» To do: Send back the entries below exactly as they appear.

--- Start of Source records ---

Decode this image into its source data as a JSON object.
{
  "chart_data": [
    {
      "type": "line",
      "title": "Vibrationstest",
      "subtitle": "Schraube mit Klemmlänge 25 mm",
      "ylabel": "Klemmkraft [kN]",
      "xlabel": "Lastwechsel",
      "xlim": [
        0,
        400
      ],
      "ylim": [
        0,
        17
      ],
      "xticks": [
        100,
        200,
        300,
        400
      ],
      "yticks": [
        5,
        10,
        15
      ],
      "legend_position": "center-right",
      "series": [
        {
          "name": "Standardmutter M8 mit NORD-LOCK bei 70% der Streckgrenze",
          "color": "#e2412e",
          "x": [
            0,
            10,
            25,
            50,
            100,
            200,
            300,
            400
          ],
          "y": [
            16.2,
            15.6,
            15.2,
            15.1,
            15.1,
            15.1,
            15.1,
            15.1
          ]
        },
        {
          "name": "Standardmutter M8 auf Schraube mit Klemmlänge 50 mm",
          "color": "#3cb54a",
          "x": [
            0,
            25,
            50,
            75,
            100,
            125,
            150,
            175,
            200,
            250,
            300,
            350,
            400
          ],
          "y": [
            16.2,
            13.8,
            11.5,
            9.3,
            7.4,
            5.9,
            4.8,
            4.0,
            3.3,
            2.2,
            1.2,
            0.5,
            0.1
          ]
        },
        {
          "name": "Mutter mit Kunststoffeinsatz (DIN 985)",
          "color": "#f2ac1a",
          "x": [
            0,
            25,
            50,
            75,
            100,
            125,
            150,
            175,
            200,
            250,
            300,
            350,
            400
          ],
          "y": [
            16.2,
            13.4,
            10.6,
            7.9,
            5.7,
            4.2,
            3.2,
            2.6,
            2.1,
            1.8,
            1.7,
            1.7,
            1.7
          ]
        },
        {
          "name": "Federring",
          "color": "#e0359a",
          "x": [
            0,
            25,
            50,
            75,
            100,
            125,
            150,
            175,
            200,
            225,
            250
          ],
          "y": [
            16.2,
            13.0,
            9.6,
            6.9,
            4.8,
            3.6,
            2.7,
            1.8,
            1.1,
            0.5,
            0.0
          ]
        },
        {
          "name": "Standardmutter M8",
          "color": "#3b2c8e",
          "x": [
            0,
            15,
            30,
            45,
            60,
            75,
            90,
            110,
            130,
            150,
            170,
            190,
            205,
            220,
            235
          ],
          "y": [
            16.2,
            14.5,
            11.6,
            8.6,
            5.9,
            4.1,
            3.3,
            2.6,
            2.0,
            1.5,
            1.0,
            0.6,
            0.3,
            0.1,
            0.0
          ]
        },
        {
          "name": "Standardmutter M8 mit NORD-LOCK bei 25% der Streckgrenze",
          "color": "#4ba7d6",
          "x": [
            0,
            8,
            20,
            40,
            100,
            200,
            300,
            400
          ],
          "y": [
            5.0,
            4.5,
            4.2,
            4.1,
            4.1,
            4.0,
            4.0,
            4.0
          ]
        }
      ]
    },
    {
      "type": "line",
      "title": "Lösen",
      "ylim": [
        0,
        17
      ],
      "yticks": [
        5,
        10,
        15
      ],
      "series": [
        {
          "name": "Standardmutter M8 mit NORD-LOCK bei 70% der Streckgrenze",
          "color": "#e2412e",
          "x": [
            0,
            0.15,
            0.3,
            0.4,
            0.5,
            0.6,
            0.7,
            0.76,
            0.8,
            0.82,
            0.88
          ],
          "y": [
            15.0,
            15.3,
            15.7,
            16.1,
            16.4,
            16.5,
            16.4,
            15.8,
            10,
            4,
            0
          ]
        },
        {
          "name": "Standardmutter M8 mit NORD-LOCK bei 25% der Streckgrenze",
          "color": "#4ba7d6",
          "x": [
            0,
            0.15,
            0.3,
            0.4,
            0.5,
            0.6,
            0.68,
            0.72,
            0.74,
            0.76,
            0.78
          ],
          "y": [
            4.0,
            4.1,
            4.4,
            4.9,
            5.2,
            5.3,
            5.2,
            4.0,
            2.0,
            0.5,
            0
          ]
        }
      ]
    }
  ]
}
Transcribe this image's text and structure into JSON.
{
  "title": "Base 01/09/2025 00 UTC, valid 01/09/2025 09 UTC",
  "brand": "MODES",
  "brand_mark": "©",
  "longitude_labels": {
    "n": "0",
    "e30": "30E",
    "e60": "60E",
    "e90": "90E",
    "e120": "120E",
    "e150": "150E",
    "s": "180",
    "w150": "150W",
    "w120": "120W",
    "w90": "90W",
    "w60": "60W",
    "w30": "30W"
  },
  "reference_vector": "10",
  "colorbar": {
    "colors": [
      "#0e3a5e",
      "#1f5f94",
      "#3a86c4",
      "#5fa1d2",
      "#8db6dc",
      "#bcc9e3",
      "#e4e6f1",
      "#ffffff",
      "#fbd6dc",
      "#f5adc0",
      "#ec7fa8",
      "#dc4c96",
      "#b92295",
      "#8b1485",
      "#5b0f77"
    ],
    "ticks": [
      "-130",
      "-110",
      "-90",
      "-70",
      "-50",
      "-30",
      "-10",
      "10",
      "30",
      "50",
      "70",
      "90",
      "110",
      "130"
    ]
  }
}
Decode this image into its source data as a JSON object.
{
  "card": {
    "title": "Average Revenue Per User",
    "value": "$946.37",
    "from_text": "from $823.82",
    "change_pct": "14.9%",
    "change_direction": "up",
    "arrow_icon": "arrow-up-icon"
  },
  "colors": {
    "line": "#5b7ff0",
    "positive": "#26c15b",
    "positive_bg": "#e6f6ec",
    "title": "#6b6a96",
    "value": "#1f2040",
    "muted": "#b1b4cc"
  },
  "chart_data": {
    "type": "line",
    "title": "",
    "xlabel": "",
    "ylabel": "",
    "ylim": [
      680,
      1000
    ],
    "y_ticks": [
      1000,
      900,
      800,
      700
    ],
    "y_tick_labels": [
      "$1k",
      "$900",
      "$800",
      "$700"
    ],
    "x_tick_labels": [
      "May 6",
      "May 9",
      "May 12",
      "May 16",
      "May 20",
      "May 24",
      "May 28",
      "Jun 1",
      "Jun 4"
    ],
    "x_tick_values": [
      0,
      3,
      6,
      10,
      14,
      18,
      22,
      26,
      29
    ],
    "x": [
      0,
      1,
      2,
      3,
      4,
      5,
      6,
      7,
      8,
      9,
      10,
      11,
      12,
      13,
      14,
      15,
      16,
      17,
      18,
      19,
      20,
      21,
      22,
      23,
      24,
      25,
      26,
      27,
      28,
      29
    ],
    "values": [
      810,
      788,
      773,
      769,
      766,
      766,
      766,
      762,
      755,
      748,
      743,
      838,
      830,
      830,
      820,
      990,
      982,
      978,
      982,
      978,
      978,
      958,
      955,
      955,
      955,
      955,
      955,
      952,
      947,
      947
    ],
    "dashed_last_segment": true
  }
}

--- End of Source records ---

» Solution to this task:
Decode this image into its source data as a JSON object.
{
  "chart_data": [
    {
      "type": "line",
      "title": "Vibrationstest",
      "subtitle": "Schraube mit Klemmlänge 25 mm",
      "ylabel": "Klemmkraft [kN]",
      "xlabel": "Lastwechsel",
      "xlim": [
        0,
        400
      ],
      "ylim": [
        0,
        17
      ],
      "xticks": [
        100,
        200,
        300,
        400
      ],
      "yticks": [
        5,
        10,
        15
      ],
      "legend_position": "center-right",
      "series": [
        {
          "name": "Standardmutter M8 mit NORD-LOCK bei 70% der Streckgrenze",
          "color": "#e2412e",
          "x": [
            0,
            10,
            25,
            50,
            100,
            200,
            300,
            400
          ],
          "y": [
            16.2,
            15.6,
            15.2,
            15.1,
            15.1,
            15.1,
            15.1,
            15.1
          ]
        },
        {
          "name": "Standardmutter M8 auf Schraube mit Klemmlänge 50 mm",
          "color": "#3cb54a",
          "x": [
            0,
            25,
            50,
            75,
            100,
            125,
            150,
            175,
            200,
            250,
            300,
            350,
            400
          ],
          "y": [
            16.2,
            13.8,
            11.5,
            9.3,
            7.4,
            5.9,
            4.8,
            4.0,
            3.3,
            2.2,
            1.2,
            0.5,
            0.1
          ]
        },
        {
          "name": "Mutter mit Kunststoffeinsatz (DIN 985)",
          "color": "#f2ac1a",
          "x": [
            0,
            25,
            50,
            75,
            100,
            125,
            150,
            175,
            200,
            250,
            300,
            350,
            400
          ],
          "y": [
            16.2,
            13.4,
            10.6,
            7.9,
            5.7,
            4.2,
            3.2,
            2.6,
            2.1,
            1.8,
            1.7,
            1.7,
            1.7
          ]
        },
        {
          "name": "Federring",
          "color": "#e0359a",
          "x": [
            0,
            25,
            50,
            75,
            100,
            125,
            150,
            175,
            200,
            225,
            250
          ],
          "y": [
            16.2,
            13.0,
            9.6,
            6.9,
            4.8,
            3.6,
            2.7,
            1.8,
            1.1,
            0.5,
            0.0
          ]
        },
        {
          "name": "Standardmutter M8",
          "color": "#3b2c8e",
          "x": [
            0,
            15,
            30,
            45,
            60,
            75,
            90,
            110,
            130,
            150,
            170,
            190,
            205,
            220,
            235
          ],
          "y": [
            16.2,
            14.5,
            11.6,
            8.6,
            5.9,
            4.1,
            3.3,
            2.6,
            2.0,
            1.5,
            1.0,
            0.6,
            0.3,
            0.1,
            0.0
          ]
        },
        {
          "name": "Standardmutter M8 mit NORD-LOCK bei 25% der Streckgrenze",
          "color": "#4ba7d6",
          "x": [
            0,
            8,
            20,
            40,
            100,
            200,
            300,
            400
          ],
          "y": [
            5.0,
            4.5,
            4.2,
            4.1,
            4.1,
            4.0,
            4.0,
            4.0
          ]
        }
      ]
    },
    {
      "type": "line",
      "title": "Lösen",
      "ylim": [
        0,
        17
      ],
      "yticks": [
        5,
        10,
        15
      ],
      "series": [
        {
          "name": "Standardmutter M8 mit NORD-LOCK bei 70% der Streckgrenze",
          "color": "#e2412e",
          "x": [
            0,
            0.15,
            0.3,
            0.4,
            0.5,
            0.6,
            0.7,
            0.76,
            0.8,
            0.82,
            0.88
          ],
          "y": [
            15.0,
            15.3,
            15.7,
            16.1,
            16.4,
            16.5,
            16.4,
            15.8,
            10,
            4,
            0
          ]
        },
        {
          "name": "Standardmutter M8 mit NORD-LOCK bei 25% der Streckgrenze",
          "color": "#4ba7d6",
          "x": [
            0,
            0.15,
            0.3,
            0.4,
            0.5,
            0.6,
            0.68,
            0.72,
            0.74,
            0.76,
            0.78
          ],
          "y": [
            4.0,
            4.1,
            4.4,
            4.9,
            5.2,
            5.3,
            5.2,
            4.0,
            2.0,
            0.5,
            0
          ]
        }
      ]
    }
  ]
}
Transcribe this image's text and structure into JSON.
{
  "title": "Base 01/09/2025 00 UTC, valid 01/09/2025 09 UTC",
  "brand": "MODES",
  "brand_mark": "©",
  "longitude_labels": {
    "n": "0",
    "e30": "30E",
    "e60": "60E",
    "e90": "90E",
    "e120": "120E",
    "e150": "150E",
    "s": "180",
    "w150": "150W",
    "w120": "120W",
    "w90": "90W",
    "w60": "60W",
    "w30": "30W"
  },
  "reference_vector": "10",
  "colorbar": {
    "colors": [
      "#0e3a5e",
      "#1f5f94",
      "#3a86c4",
      "#5fa1d2",
      "#8db6dc",
      "#bcc9e3",
      "#e4e6f1",
      "#ffffff",
      "#fbd6dc",
      "#f5adc0",
      "#ec7fa8",
      "#dc4c96",
      "#b92295",
      "#8b1485",
      "#5b0f77"
    ],
    "ticks": [
      "-130",
      "-110",
      "-90",
      "-70",
      "-50",
      "-30",
      "-10",
      "10",
      "30",
      "50",
      "70",
      "90",
      "110",
      "130"
    ]
  }
}
Decode this image into its source data as a JSON object.
{
  "card": {
    "title": "Average Revenue Per User",
    "value": "$946.37",
    "from_text": "from $823.82",
    "change_pct": "14.9%",
    "change_direction": "up",
    "arrow_icon": "arrow-up-icon"
  },
  "colors": {
    "line": "#5b7ff0",
    "positive": "#26c15b",
    "positive_bg": "#e6f6ec",
    "title": "#6b6a96",
    "value": "#1f2040",
    "muted": "#b1b4cc"
  },
  "chart_data": {
    "type": "line",
    "title": "",
    "xlabel": "",
    "ylabel": "",
    "ylim": [
      680,
      1000
    ],
    "y_ticks": [
      1000,
      900,
      800,
      700
    ],
    "y_tick_labels": [
      "$1k",
      "$900",
      "$800",
      "$700"
    ],
    "x_tick_labels": [
      "May 6",
      "May 9",
      "May 12",
      "May 16",
      "May 20",
      "May 24",
      "May 28",
      "Jun 1",
      "Jun 4"
    ],
    "x_tick_values": [
      0,
      3,
      6,
      10,
      14,
      18,
      22,
      26,
      29
    ],
    "x": [
      0,
      1,
      2,
      3,
      4,
      5,
      6,
      7,
      8,
      9,
      10,
      11,
      12,
      13,
      14,
      15,
      16,
      17,
      18,
      19,
      20,
      21,
      22,
      23,
      24,
      25,
      26,
      27,
      28,
      29
    ],
    "values": [
      810,
      788,
      773,
      769,
      766,
      766,
      766,
      762,
      755,
      748,
      743,
      838,
      830,
      830,
      820,
      990,
      982,
      978,
      982,
      978,
      978,
      958,
      955,
      955,
      955,
      955,
      955,
      952,
      947,
      947
    ],
    "dashed_last_segment": true
  }
}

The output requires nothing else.